---------- PROVIDED DATA

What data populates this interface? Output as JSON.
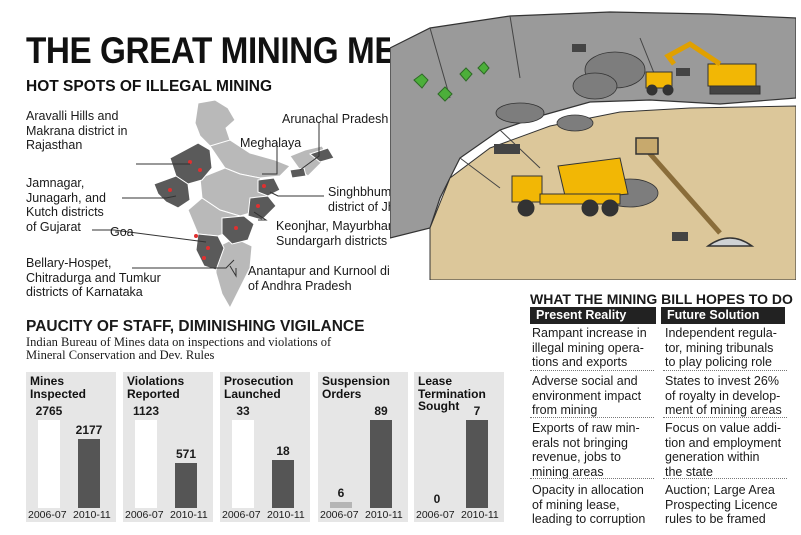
{
  "header": {
    "title": "THE GREAT MINING MESS",
    "subtitle": "HOT SPOTS OF ILLEGAL MINING"
  },
  "map_labels": {
    "rajasthan": [
      "Aravalli Hills and",
      "Makrana district in",
      "Rajasthan"
    ],
    "gujarat": [
      "Jamnagar,",
      "Junagarh, and",
      "Kutch districts",
      "of Gujarat"
    ],
    "goa": "Goa",
    "karnataka": [
      "Bellary-Hospet,",
      "Chitradurga and Tumkur",
      "districts of Karnataka"
    ],
    "arunachal": "Arunachal Pradesh",
    "meghalaya": "Meghalaya",
    "jharkhand": [
      "Singhbhum (West)",
      "district of Jharkhand"
    ],
    "orissa": [
      "Keonjhar, Mayurbhanj and",
      "Sundargarh districts of Orissa"
    ],
    "andhra": [
      "Anantapur and Kurnool districts",
      "of Andhra Pradesh"
    ]
  },
  "staff": {
    "title": "PAUCITY OF STAFF, DIMINISHING VIGILANCE",
    "subtitle": "Indian Bureau of Mines data on inspections and violations of Mineral Conservation and Dev. Rules"
  },
  "chart_data": {
    "type": "bar",
    "categories": [
      "2006-07",
      "2010-11"
    ],
    "panels": [
      {
        "title": "Mines Inspected",
        "values": [
          2765,
          2177
        ]
      },
      {
        "title": "Violations Reported",
        "values": [
          1123,
          571
        ]
      },
      {
        "title": "Prosecution Launched",
        "values": [
          33,
          18
        ]
      },
      {
        "title": "Suspension Orders",
        "values": [
          6,
          89
        ]
      },
      {
        "title": "Lease Termination Sought",
        "values": [
          0,
          7
        ]
      }
    ]
  },
  "bill": {
    "title": "WHAT THE MINING BILL HOPES TO DO",
    "present_head": "Present Reality",
    "future_head": "Future Solution",
    "present": [
      [
        "Rampant increase in",
        "illegal mining opera-",
        "tions and exports"
      ],
      [
        "Adverse social and",
        "environment impact",
        "from mining"
      ],
      [
        "Exports of raw min-",
        "erals not bringing",
        "revenue, jobs to",
        "mining areas"
      ],
      [
        "Opacity in allocation",
        "of mining lease,",
        "leading to corruption"
      ]
    ],
    "future": [
      [
        "Independent regula-",
        "tor, mining tribunals",
        "to play policing role"
      ],
      [
        "States to invest 26%",
        "of royalty in develop-",
        "ment of mining areas"
      ],
      [
        "Focus on value addi-",
        "tion and employment",
        "generation within",
        "the state"
      ],
      [
        "Auction; Large Area",
        "Prospecting Licence",
        "rules to be framed"
      ]
    ]
  },
  "colors": {
    "bar_old": "#ffffff",
    "bar_new": "#555555",
    "panel_bg": "#e6e6e6",
    "map_state": "#b8b8b8",
    "map_hotspot": "#555555",
    "truck_yellow": "#f2b705"
  }
}
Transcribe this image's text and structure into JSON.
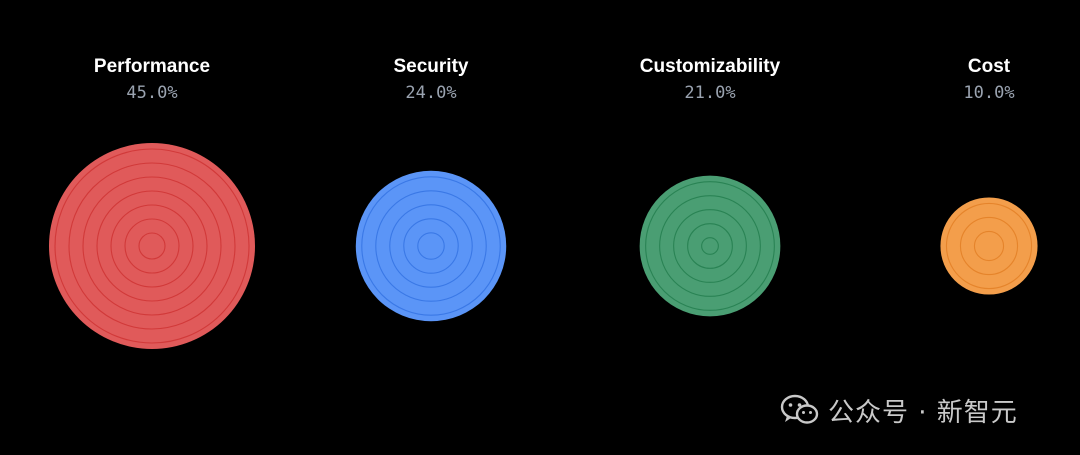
{
  "chart_data": {
    "type": "bubble",
    "title": "",
    "unit": "%",
    "categories": [
      "Performance",
      "Security",
      "Customizability",
      "Cost"
    ],
    "values": [
      45.0,
      24.0,
      21.0,
      10.0
    ],
    "value_labels": [
      "45.0%",
      "24.0%",
      "21.0%",
      "10.0%"
    ],
    "colors": [
      "#e05a5a",
      "#5b95f7",
      "#4a9e73",
      "#f39e4b"
    ],
    "ring_colors": [
      "#cc2f2f",
      "#2f6fe0",
      "#1f7a49",
      "#e07b20"
    ]
  },
  "watermark": {
    "icon": "wechat-icon",
    "text": "公众号 · 新智元"
  }
}
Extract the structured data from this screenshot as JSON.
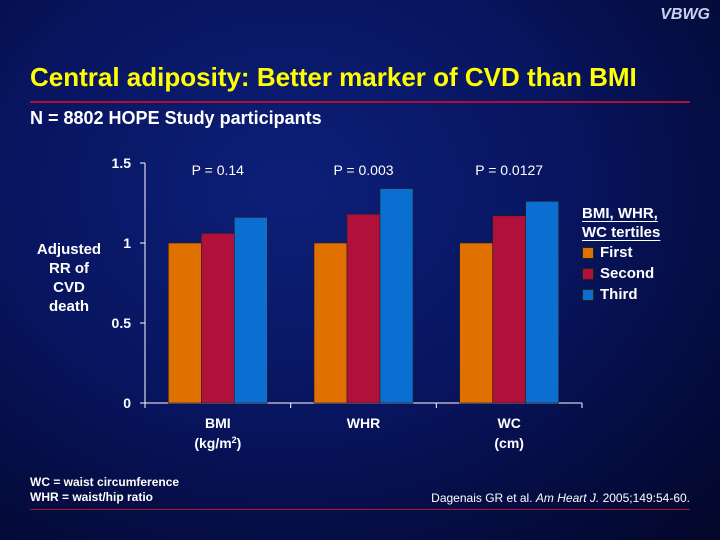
{
  "brand": "VBWG",
  "title": "Central adiposity: Better marker of CVD than BMI",
  "subtitle": "N = 8802 HOPE Study participants",
  "chart_data": {
    "type": "bar",
    "ylabel_lines": [
      "Adjusted",
      "RR of",
      "CVD",
      "death"
    ],
    "ylim": [
      0,
      1.5
    ],
    "yticks": [
      {
        "value": 0,
        "label": "0"
      },
      {
        "value": 0.5,
        "label": "0.5"
      },
      {
        "value": 1,
        "label": "1"
      },
      {
        "value": 1.5,
        "label": "1.5"
      }
    ],
    "categories": [
      {
        "name": "BMI",
        "unit": "(kg/m",
        "unit_sup": "2",
        "unit_close": ")",
        "pvalue": "P = 0.14"
      },
      {
        "name": "WHR",
        "unit": "",
        "unit_sup": "",
        "unit_close": "",
        "pvalue": "P = 0.003"
      },
      {
        "name": "WC",
        "unit": "(cm)",
        "unit_sup": "",
        "unit_close": "",
        "pvalue": "P = 0.0127"
      }
    ],
    "legend_title_lines": [
      "BMI, WHR,",
      "WC tertiles"
    ],
    "legend_placement": "right",
    "grid": false,
    "series": [
      {
        "name": "First",
        "color": "#e07000",
        "values": [
          1.0,
          1.0,
          1.0
        ]
      },
      {
        "name": "Second",
        "color": "#b0103a",
        "values": [
          1.06,
          1.18,
          1.17
        ]
      },
      {
        "name": "Third",
        "color": "#0a6fd0",
        "values": [
          1.16,
          1.34,
          1.26
        ]
      }
    ]
  },
  "notes": [
    "WC = waist circumference",
    "WHR = waist/hip ratio"
  ],
  "citation": {
    "authors": "Dagenais GR et al. ",
    "journal": "Am Heart J.",
    "details": " 2005;149:54-60."
  }
}
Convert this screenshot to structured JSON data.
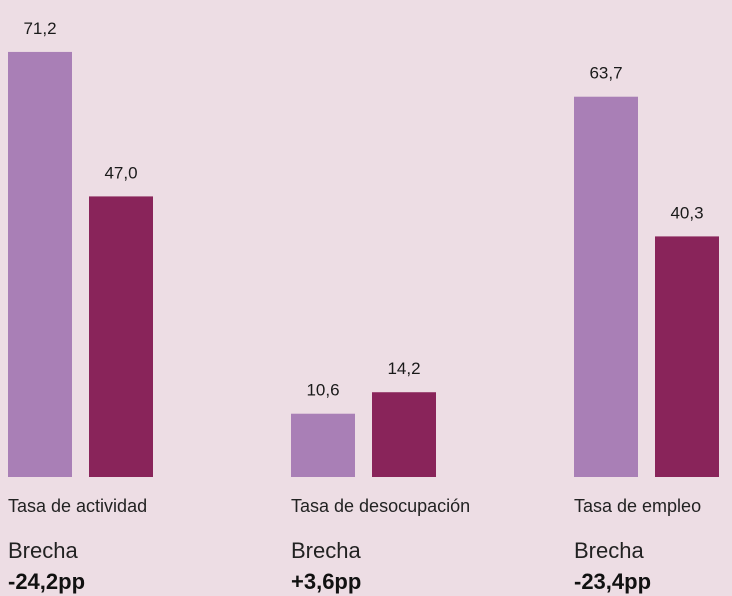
{
  "chart_data": {
    "type": "bar",
    "categories": [
      "Tasa de actividad",
      "Tasa de desocupación",
      "Tasa de empleo"
    ],
    "series": [
      {
        "values": [
          71.2,
          10.6,
          63.7
        ],
        "color": "#a97fb6"
      },
      {
        "values": [
          47.0,
          14.2,
          40.3
        ],
        "color": "#89245a"
      }
    ],
    "value_labels": [
      [
        "71,2",
        "10,6",
        "63,7"
      ],
      [
        "47,0",
        "14,2",
        "40,3"
      ]
    ],
    "gap_title": "Brecha",
    "gaps": [
      "-24,2pp",
      "+3,6pp",
      "-23,4pp"
    ],
    "ylim": [
      0,
      80
    ],
    "grid": false,
    "title": "",
    "xlabel": "",
    "ylabel": ""
  },
  "colors": {
    "background": "#eddde4",
    "series_1": "#a97fb6",
    "series_2": "#89245a"
  }
}
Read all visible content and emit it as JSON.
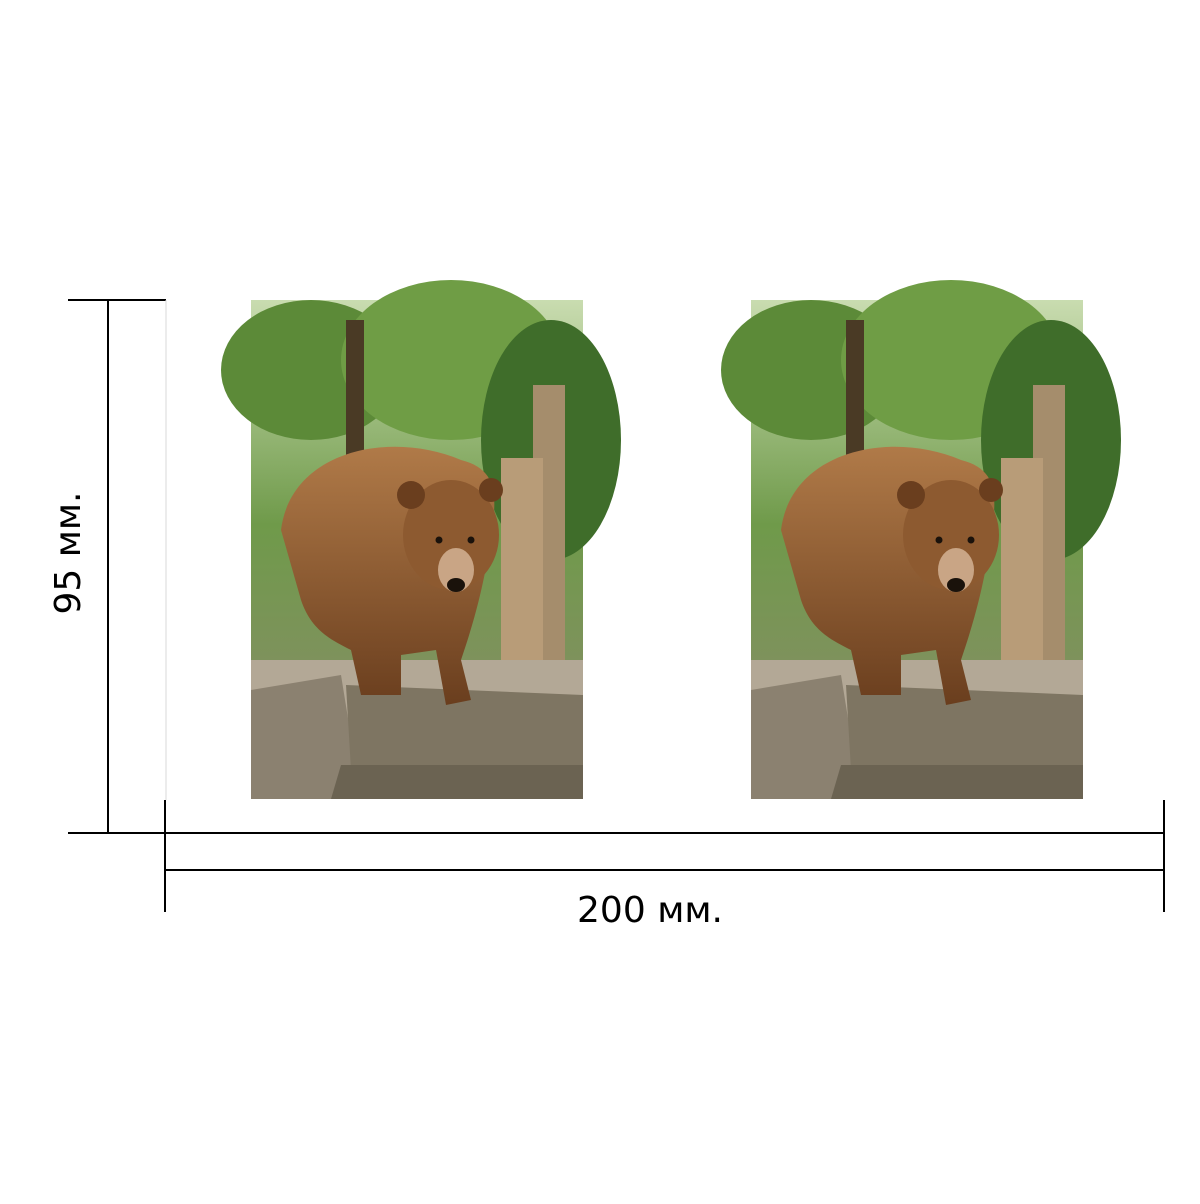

--------------------

Copy each line containing the word "name" from the data.

        "name": "BMI",
        "name": "WHR",
        "name": "WC",
        "name": "First",
        "name": "Second",
        "name": "Third",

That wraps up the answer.